**Material supplied:**
* start *
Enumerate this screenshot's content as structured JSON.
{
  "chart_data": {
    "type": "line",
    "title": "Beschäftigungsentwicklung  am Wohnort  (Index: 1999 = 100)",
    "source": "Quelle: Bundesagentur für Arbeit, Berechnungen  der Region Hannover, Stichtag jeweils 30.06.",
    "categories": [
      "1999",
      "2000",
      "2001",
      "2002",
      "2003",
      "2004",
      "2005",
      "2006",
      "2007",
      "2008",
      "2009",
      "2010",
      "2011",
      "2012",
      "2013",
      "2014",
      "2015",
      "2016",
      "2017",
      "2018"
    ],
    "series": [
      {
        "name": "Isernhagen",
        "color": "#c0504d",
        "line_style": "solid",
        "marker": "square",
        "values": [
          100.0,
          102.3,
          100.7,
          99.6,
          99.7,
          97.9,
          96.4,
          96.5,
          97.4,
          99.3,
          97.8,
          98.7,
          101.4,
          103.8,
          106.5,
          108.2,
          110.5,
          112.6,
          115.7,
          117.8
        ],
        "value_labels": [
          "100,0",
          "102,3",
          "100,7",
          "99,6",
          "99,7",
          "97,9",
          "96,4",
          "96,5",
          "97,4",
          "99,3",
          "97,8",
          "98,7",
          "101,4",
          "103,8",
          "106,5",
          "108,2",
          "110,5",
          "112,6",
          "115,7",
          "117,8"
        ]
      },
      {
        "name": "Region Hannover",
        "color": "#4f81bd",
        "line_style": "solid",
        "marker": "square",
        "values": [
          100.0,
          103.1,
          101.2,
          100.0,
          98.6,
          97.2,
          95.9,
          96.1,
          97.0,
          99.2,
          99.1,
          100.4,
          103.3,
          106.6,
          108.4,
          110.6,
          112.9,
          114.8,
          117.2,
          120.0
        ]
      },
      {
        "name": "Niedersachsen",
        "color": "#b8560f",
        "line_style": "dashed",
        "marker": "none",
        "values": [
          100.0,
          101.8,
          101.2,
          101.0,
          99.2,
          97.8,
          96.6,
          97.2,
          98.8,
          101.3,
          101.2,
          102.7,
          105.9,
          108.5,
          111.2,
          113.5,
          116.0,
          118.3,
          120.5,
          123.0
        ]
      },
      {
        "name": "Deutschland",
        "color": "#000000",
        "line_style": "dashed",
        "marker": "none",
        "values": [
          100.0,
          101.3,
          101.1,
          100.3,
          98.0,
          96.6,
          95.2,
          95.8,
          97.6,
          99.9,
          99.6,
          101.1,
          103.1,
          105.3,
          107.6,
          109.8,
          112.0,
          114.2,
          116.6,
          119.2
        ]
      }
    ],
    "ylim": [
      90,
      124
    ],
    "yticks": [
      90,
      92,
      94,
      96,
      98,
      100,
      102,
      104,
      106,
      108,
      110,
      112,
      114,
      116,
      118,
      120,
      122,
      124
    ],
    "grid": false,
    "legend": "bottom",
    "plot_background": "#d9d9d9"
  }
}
* end *
**What you should do:** Return the entries above exactly, each one complete.

**Result:**
Enumerate this screenshot's content as structured JSON.
{
  "chart_data": {
    "type": "line",
    "title": "Beschäftigungsentwicklung  am Wohnort  (Index: 1999 = 100)",
    "source": "Quelle: Bundesagentur für Arbeit, Berechnungen  der Region Hannover, Stichtag jeweils 30.06.",
    "categories": [
      "1999",
      "2000",
      "2001",
      "2002",
      "2003",
      "2004",
      "2005",
      "2006",
      "2007",
      "2008",
      "2009",
      "2010",
      "2011",
      "2012",
      "2013",
      "2014",
      "2015",
      "2016",
      "2017",
      "2018"
    ],
    "series": [
      {
        "name": "Isernhagen",
        "color": "#c0504d",
        "line_style": "solid",
        "marker": "square",
        "values": [
          100.0,
          102.3,
          100.7,
          99.6,
          99.7,
          97.9,
          96.4,
          96.5,
          97.4,
          99.3,
          97.8,
          98.7,
          101.4,
          103.8,
          106.5,
          108.2,
          110.5,
          112.6,
          115.7,
          117.8
        ],
        "value_labels": [
          "100,0",
          "102,3",
          "100,7",
          "99,6",
          "99,7",
          "97,9",
          "96,4",
          "96,5",
          "97,4",
          "99,3",
          "97,8",
          "98,7",
          "101,4",
          "103,8",
          "106,5",
          "108,2",
          "110,5",
          "112,6",
          "115,7",
          "117,8"
        ]
      },
      {
        "name": "Region Hannover",
        "color": "#4f81bd",
        "line_style": "solid",
        "marker": "square",
        "values": [
          100.0,
          103.1,
          101.2,
          100.0,
          98.6,
          97.2,
          95.9,
          96.1,
          97.0,
          99.2,
          99.1,
          100.4,
          103.3,
          106.6,
          108.4,
          110.6,
          112.9,
          114.8,
          117.2,
          120.0
        ]
      },
      {
        "name": "Niedersachsen",
        "color": "#b8560f",
        "line_style": "dashed",
        "marker": "none",
        "values": [
          100.0,
          101.8,
          101.2,
          101.0,
          99.2,
          97.8,
          96.6,
          97.2,
          98.8,
          101.3,
          101.2,
          102.7,
          105.9,
          108.5,
          111.2,
          113.5,
          116.0,
          118.3,
          120.5,
          123.0
        ]
      },
      {
        "name": "Deutschland",
        "color": "#000000",
        "line_style": "dashed",
        "marker": "none",
        "values": [
          100.0,
          101.3,
          101.1,
          100.3,
          98.0,
          96.6,
          95.2,
          95.8,
          97.6,
          99.9,
          99.6,
          101.1,
          103.1,
          105.3,
          107.6,
          109.8,
          112.0,
          114.2,
          116.6,
          119.2
        ]
      }
    ],
    "ylim": [
      90,
      124
    ],
    "yticks": [
      90,
      92,
      94,
      96,
      98,
      100,
      102,
      104,
      106,
      108,
      110,
      112,
      114,
      116,
      118,
      120,
      122,
      124
    ],
    "grid": false,
    "legend": "bottom",
    "plot_background": "#d9d9d9"
  }
}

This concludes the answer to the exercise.